__Exercise__.
Report how many lines of the entries below contain the word "Alliance", and nothing more.
──────── Input for this task ────────
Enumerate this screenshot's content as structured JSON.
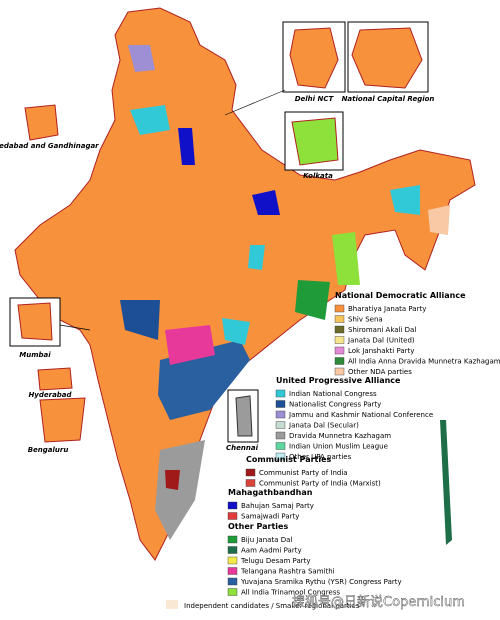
{
  "insets": [
    {
      "label": "Delhi NCT"
    },
    {
      "label": "National Capital Region"
    },
    {
      "label": "Ahmedabad and Gandhinagar"
    },
    {
      "label": "Kolkata"
    },
    {
      "label": "Mumbai"
    },
    {
      "label": "Hyderabad"
    },
    {
      "label": "Bengaluru"
    },
    {
      "label": "Chennai"
    }
  ],
  "legend": [
    {
      "group": "National Democratic Alliance",
      "items": [
        {
          "name": "Bharatiya Janata Party",
          "color": "#f7913b"
        },
        {
          "name": "Shiv Sena",
          "color": "#f5c45b"
        },
        {
          "name": "Shiromani Akali Dal",
          "color": "#6b6b2a"
        },
        {
          "name": "Janata Dal (United)",
          "color": "#f6e58d"
        },
        {
          "name": "Lok Janshakti Party",
          "color": "#e58ad8"
        },
        {
          "name": "All India Anna Dravida Munnetra Kazhagam",
          "color": "#2e8b3a"
        },
        {
          "name": "Other NDA parties",
          "color": "#f8c9a4"
        }
      ]
    },
    {
      "group": "United Progressive Alliance",
      "items": [
        {
          "name": "Indian National Congress",
          "color": "#31c9d8"
        },
        {
          "name": "Nationalist Congress Party",
          "color": "#1c4f96"
        },
        {
          "name": "Jammu and Kashmir National Conference",
          "color": "#9e8ed4"
        },
        {
          "name": "Janata Dal (Secular)",
          "color": "#c6dcd0"
        },
        {
          "name": "Dravida Munnetra Kazhagam",
          "color": "#9b9b9b"
        },
        {
          "name": "Indian Union Muslim League",
          "color": "#5dd6a0"
        },
        {
          "name": "Other UPA parties",
          "color": "#bfe9f0"
        }
      ]
    },
    {
      "group": "Communist Parties",
      "items": [
        {
          "name": "Communist Party of India",
          "color": "#a11a1a"
        },
        {
          "name": "Communist Party of India (Marxist)",
          "color": "#d9443a"
        }
      ]
    },
    {
      "group": "Mahagathbandhan",
      "items": [
        {
          "name": "Bahujan Samaj Party",
          "color": "#1010c8"
        },
        {
          "name": "Samajwadi Party",
          "color": "#e33b3b"
        }
      ]
    },
    {
      "group": "Other Parties",
      "items": [
        {
          "name": "Biju Janata Dal",
          "color": "#1f9b3a"
        },
        {
          "name": "Aam Aadmi Party",
          "color": "#1e6e4a"
        },
        {
          "name": "Telugu Desam Party",
          "color": "#f4e94a"
        },
        {
          "name": "Telangana Rashtra Samithi",
          "color": "#e7399a"
        },
        {
          "name": "Yuvajana Sramika Rythu (YSR) Congress Party",
          "color": "#2a5fa0"
        },
        {
          "name": "All India Trinamool Congress",
          "color": "#8ee03a"
        }
      ]
    }
  ],
  "footer": "Independent candidates / Smaller regional parties",
  "watermark": "搜狐号@日新说Copernicium"
}
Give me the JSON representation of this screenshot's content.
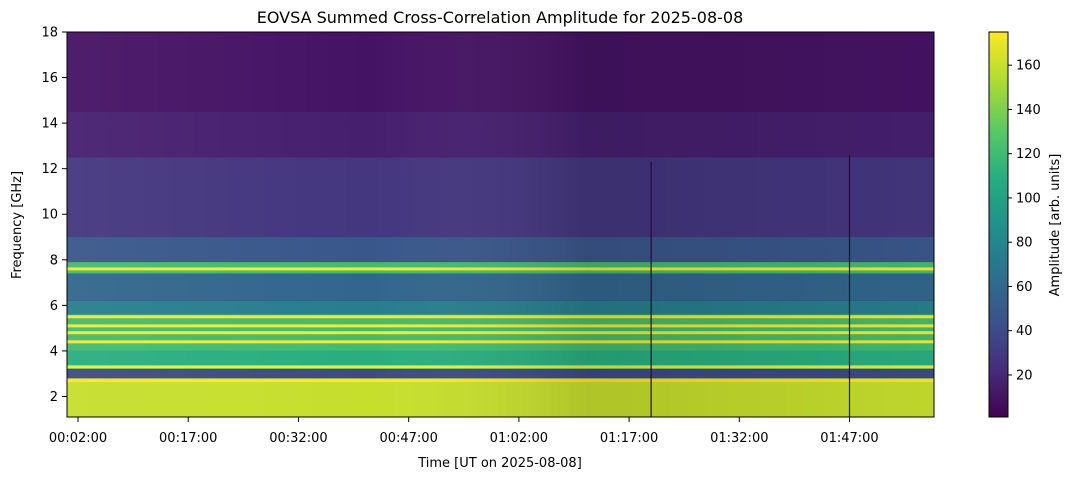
{
  "chart_data": {
    "type": "heatmap",
    "title": "EOVSA Summed Cross-Correlation Amplitude for 2025-08-08",
    "xlabel": "Time [UT on 2025-08-08]",
    "ylabel": "Frequency [GHz]",
    "colorbar_label": "Amplitude [arb. units]",
    "colormap": "viridis",
    "x_range": [
      "00:00:30",
      "01:58:30"
    ],
    "y_range": [
      1.1,
      18.0
    ],
    "x_ticks": [
      "00:02:00",
      "00:17:00",
      "00:32:00",
      "00:47:00",
      "01:02:00",
      "01:17:00",
      "01:32:00",
      "01:47:00"
    ],
    "y_ticks": [
      2,
      4,
      6,
      8,
      10,
      12,
      14,
      16,
      18
    ],
    "color_range": [
      1,
      175
    ],
    "colorbar_ticks": [
      20,
      40,
      60,
      80,
      100,
      120,
      140,
      160
    ],
    "bands": [
      {
        "freq_range": [
          14.5,
          18.0
        ],
        "amplitude": 10
      },
      {
        "freq_range": [
          12.5,
          14.5
        ],
        "amplitude": 16
      },
      {
        "freq_range": [
          9.0,
          12.5
        ],
        "amplitude": 28
      },
      {
        "freq_range": [
          7.9,
          9.0
        ],
        "amplitude": 48
      },
      {
        "freq_range": [
          7.4,
          7.9
        ],
        "amplitude": 120
      },
      {
        "freq_range": [
          6.2,
          7.4
        ],
        "amplitude": 58
      },
      {
        "freq_range": [
          5.6,
          6.2
        ],
        "amplitude": 75
      },
      {
        "freq_range": [
          4.0,
          5.6
        ],
        "amplitude": 120
      },
      {
        "freq_range": [
          3.2,
          4.0
        ],
        "amplitude": 110
      },
      {
        "freq_range": [
          2.8,
          3.2
        ],
        "amplitude": 40
      },
      {
        "freq_range": [
          1.1,
          2.8
        ],
        "amplitude": 160
      }
    ],
    "strong_lines_ghz": [
      7.6,
      5.5,
      5.1,
      4.8,
      4.4,
      3.3,
      2.7
    ],
    "dark_gaps": [
      {
        "time": "01:20:00",
        "freq_range": [
          1.1,
          12.3
        ]
      },
      {
        "time": "01:47:00",
        "freq_range": [
          1.1,
          12.6
        ]
      }
    ],
    "grid": false
  }
}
────────
__Completed exercise__.
2